--- Begin DATA IN THIS EXERCISE ---

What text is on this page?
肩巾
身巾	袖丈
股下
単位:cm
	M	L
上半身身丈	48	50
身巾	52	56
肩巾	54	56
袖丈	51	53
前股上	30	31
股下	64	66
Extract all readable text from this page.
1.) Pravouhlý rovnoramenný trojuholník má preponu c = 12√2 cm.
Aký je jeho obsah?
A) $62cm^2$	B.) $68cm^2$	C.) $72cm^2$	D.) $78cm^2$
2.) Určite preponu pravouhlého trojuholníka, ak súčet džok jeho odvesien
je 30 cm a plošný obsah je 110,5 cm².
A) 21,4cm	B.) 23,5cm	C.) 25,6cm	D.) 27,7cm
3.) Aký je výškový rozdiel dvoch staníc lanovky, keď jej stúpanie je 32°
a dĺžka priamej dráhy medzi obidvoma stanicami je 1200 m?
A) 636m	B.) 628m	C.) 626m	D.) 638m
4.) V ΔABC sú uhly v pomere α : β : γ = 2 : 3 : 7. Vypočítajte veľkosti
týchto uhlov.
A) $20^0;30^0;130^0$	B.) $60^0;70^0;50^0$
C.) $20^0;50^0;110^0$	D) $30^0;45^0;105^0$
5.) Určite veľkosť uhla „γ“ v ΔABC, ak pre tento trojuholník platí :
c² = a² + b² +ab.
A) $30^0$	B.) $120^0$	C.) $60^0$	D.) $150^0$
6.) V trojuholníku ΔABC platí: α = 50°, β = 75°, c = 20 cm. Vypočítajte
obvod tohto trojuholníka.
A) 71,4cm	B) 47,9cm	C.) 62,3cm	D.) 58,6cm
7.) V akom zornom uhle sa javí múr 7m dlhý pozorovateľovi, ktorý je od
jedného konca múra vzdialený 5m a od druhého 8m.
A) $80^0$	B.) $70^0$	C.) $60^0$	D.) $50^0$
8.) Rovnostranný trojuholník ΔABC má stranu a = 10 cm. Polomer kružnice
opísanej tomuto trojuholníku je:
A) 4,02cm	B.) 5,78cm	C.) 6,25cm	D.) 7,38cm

--- End DATA IN THIS EXERCISE ---

WRITTEN INSTRUCTION
Determine how many lines of the listing above hold the word "Vypočítajte". Report that number without anything else.

SOLUTION
2